» DATA SHOWN
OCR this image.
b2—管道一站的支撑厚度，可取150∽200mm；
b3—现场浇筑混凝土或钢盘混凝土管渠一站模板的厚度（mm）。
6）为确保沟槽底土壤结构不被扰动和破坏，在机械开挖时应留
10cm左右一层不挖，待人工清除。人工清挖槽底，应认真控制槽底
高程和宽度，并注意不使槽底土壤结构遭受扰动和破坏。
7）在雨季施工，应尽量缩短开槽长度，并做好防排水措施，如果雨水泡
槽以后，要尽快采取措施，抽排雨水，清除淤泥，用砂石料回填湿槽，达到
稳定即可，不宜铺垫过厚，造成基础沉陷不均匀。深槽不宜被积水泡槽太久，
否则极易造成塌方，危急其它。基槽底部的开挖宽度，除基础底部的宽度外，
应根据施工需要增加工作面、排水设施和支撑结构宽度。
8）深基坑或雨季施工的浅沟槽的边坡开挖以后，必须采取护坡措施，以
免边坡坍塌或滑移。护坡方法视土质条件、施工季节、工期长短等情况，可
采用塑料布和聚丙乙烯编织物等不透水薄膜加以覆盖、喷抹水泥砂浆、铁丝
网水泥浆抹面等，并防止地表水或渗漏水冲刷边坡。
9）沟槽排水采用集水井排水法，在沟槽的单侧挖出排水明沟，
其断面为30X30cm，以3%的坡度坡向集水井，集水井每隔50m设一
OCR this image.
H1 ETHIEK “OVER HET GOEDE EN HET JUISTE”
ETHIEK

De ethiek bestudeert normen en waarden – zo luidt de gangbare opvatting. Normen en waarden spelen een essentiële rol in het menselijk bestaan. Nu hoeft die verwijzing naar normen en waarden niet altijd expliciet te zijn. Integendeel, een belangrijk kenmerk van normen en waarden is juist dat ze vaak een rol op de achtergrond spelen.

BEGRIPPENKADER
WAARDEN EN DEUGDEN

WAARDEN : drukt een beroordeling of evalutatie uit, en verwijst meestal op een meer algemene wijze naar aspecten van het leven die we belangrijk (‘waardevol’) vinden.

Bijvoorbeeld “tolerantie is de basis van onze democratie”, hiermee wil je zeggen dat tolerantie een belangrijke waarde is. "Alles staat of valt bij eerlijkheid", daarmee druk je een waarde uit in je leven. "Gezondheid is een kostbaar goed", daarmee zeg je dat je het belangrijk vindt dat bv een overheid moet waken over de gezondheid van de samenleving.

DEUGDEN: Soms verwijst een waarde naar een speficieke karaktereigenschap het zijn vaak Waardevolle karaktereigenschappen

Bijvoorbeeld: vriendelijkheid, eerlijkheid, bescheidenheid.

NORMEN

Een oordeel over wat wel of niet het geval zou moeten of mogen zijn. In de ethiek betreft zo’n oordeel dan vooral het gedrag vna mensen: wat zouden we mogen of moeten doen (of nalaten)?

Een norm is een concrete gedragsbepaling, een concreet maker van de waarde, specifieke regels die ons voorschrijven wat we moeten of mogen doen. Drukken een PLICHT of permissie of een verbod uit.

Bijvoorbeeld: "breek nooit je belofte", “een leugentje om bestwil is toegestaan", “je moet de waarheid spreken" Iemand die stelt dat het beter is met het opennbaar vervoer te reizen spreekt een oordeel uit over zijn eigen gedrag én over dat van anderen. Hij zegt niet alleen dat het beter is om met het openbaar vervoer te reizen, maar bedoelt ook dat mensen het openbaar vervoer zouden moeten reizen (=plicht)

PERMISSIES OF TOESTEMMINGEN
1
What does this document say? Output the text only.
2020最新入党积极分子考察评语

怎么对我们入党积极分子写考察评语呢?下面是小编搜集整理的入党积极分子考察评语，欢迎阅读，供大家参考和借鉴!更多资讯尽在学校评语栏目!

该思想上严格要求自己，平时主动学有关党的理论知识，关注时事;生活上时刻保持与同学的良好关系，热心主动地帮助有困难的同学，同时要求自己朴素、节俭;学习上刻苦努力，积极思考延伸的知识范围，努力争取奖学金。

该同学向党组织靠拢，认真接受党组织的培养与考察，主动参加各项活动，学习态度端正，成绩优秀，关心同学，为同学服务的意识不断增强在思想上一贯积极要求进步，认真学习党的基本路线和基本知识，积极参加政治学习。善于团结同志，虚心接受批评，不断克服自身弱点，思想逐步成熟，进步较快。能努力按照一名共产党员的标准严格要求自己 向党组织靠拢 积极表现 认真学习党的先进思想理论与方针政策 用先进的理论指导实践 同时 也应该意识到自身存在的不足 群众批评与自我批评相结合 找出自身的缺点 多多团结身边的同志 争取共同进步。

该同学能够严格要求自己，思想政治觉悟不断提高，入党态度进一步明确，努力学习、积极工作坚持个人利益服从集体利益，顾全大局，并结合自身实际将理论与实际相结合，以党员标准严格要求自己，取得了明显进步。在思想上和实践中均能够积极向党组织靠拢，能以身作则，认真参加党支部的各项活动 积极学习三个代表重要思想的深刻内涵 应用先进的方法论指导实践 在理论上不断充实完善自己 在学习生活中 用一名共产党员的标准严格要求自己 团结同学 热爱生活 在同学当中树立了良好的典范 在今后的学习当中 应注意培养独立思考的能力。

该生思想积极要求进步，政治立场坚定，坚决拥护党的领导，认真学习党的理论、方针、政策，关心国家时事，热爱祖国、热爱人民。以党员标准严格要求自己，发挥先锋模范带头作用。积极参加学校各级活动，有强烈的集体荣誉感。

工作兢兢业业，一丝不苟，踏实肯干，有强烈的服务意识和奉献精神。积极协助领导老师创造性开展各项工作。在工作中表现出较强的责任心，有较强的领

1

» WRITTEN INSTRUCTION
Return the line that contains "What does this" and all lines after it, verbatim, and nothing else.

» FINAL ANSWER
What does this document say? Output the text only.
2020最新入党积极分子考察评语

怎么对我们入党积极分子写考察评语呢?下面是小编搜集整理的入党积极分子考察评语，欢迎阅读，供大家参考和借鉴!更多资讯尽在学校评语栏目!

该思想上严格要求自己，平时主动学有关党的理论知识，关注时事;生活上时刻保持与同学的良好关系，热心主动地帮助有困难的同学，同时要求自己朴素、节俭;学习上刻苦努力，积极思考延伸的知识范围，努力争取奖学金。

该同学向党组织靠拢，认真接受党组织的培养与考察，主动参加各项活动，学习态度端正，成绩优秀，关心同学，为同学服务的意识不断增强在思想上一贯积极要求进步，认真学习党的基本路线和基本知识，积极参加政治学习。善于团结同志，虚心接受批评，不断克服自身弱点，思想逐步成熟，进步较快。能努力按照一名共产党员的标准严格要求自己 向党组织靠拢 积极表现 认真学习党的先进思想理论与方针政策 用先进的理论指导实践 同时 也应该意识到自身存在的不足 群众批评与自我批评相结合 找出自身的缺点 多多团结身边的同志 争取共同进步。

该同学能够严格要求自己，思想政治觉悟不断提高，入党态度进一步明确，努力学习、积极工作坚持个人利益服从集体利益，顾全大局，并结合自身实际将理论与实际相结合，以党员标准严格要求自己，取得了明显进步。在思想上和实践中均能够积极向党组织靠拢，能以身作则，认真参加党支部的各项活动 积极学习三个代表重要思想的深刻内涵 应用先进的方法论指导实践 在理论上不断充实完善自己 在学习生活中 用一名共产党员的标准严格要求自己 团结同学 热爱生活 在同学当中树立了良好的典范 在今后的学习当中 应注意培养独立思考的能力。

该生思想积极要求进步，政治立场坚定，坚决拥护党的领导，认真学习党的理论、方针、政策，关心国家时事，热爱祖国、热爱人民。以党员标准严格要求自己，发挥先锋模范带头作用。积极参加学校各级活动，有强烈的集体荣誉感。

工作兢兢业业，一丝不苟，踏实肯干，有强烈的服务意识和奉献精神。积极协助领导老师创造性开展各项工作。在工作中表现出较强的责任心，有较强的领

1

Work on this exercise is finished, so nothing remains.